----- Excerpt to read

Every year, around this time, I begin designing the next year of my life.
Reflecting on what was, connecting with what my soul wants to create next, and mapping out the strategy to make it happen.
When we consciously engage with the life we are living we’re more free to design a life we love.
What mattered most to you in 2015?
What was achey and hard about 2015?
What are you ready to release from 2015?
What deserves to be celebrated about 2015?
Gently scanning through 2015, there are themes to my year of Sovereignty, here’s a collection of my most meaningful moments and insights.
this is what loving my work looks like.
There are pieces of me that just don’t fit in.
I don’t wear suits to corporate gigs – opportunities missed.
At networking events I’d rather watch from the sidelines then, ya know, network – connections lost.
The status quo has always felt too small – stretching out = trouble.
I see the world as it should be rather than how it is – naive mistakes abound.
For a while, tried to change from sharp to round, wild to tame, observant to engaged.

----------

* Required work
Reproduce the reflection on 2015 above, word for word and in full.

----- Entries provided

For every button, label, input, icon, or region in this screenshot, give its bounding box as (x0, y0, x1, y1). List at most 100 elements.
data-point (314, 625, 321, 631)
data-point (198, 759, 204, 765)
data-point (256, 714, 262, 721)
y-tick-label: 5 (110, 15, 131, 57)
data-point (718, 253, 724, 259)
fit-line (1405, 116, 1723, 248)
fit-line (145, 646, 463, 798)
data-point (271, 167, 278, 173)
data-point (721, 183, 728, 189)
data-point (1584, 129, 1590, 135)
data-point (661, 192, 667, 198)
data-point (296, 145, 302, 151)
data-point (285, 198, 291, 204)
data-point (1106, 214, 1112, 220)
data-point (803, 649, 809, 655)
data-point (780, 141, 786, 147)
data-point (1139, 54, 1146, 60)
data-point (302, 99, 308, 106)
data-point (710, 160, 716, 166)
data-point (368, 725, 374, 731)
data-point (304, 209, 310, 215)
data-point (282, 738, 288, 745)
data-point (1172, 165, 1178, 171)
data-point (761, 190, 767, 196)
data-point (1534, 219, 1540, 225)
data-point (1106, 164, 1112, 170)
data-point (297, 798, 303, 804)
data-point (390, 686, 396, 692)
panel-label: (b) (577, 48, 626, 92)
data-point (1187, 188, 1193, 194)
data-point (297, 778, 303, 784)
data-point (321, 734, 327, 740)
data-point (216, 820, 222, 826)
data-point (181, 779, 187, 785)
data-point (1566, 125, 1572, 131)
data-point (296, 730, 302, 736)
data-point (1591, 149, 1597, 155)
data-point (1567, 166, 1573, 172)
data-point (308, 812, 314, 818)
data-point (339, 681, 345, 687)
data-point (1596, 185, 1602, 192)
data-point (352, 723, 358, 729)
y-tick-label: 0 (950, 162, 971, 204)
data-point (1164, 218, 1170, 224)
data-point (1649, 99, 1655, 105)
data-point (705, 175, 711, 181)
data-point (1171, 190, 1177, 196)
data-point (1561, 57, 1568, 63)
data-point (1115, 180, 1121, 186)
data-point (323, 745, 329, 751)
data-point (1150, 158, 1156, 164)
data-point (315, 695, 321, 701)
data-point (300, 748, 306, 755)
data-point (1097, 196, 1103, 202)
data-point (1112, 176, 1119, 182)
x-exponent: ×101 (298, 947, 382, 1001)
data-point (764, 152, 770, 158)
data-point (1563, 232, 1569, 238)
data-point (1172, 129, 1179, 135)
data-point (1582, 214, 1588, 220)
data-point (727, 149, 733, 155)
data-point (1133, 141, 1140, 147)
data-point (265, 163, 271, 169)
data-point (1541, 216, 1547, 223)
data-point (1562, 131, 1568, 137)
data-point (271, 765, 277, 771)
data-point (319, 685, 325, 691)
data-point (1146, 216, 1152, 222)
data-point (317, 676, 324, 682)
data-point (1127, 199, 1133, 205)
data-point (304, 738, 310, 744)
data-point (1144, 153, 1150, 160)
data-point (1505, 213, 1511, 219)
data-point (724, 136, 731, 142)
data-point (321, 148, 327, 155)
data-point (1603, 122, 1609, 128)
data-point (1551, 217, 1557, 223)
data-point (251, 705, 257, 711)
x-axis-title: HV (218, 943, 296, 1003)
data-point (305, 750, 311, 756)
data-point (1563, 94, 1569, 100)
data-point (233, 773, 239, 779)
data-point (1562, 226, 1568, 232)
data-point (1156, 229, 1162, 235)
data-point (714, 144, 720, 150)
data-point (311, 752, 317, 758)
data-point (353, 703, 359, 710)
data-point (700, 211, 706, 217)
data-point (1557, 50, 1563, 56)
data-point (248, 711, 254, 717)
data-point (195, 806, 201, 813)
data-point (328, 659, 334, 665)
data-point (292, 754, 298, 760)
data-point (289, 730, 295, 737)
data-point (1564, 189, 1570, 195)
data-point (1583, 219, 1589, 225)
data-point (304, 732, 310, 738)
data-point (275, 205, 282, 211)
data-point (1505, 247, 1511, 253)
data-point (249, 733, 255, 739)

----------

* Task result
Every year, around this time, I begin designing the next year of my life.
Reflecting on what was, connecting with what my soul wants to create next, and mapping out the strategy to make it happen.
When we consciously engage with the life we are living we’re more free to design a life we love.
What mattered most to you in 2015?
What was achey and hard about 2015?
What are you ready to release from 2015?
What deserves to be celebrated about 2015?
Gently scanning through 2015, there are themes to my year of Sovereignty, here’s a collection of my most meaningful moments and insights.
this is what loving my work looks like.
There are pieces of me that just don’t fit in.
I don’t wear suits to corporate gigs – opportunities missed.
At networking events I’d rather watch from the sidelines then, ya know, network – connections lost.
The status quo has always felt too small – stretching out = trouble.
I see the world as it should be rather than how it is – naive mistakes abound.
For a while, tried to change from sharp to round, wild to tame, observant to engaged.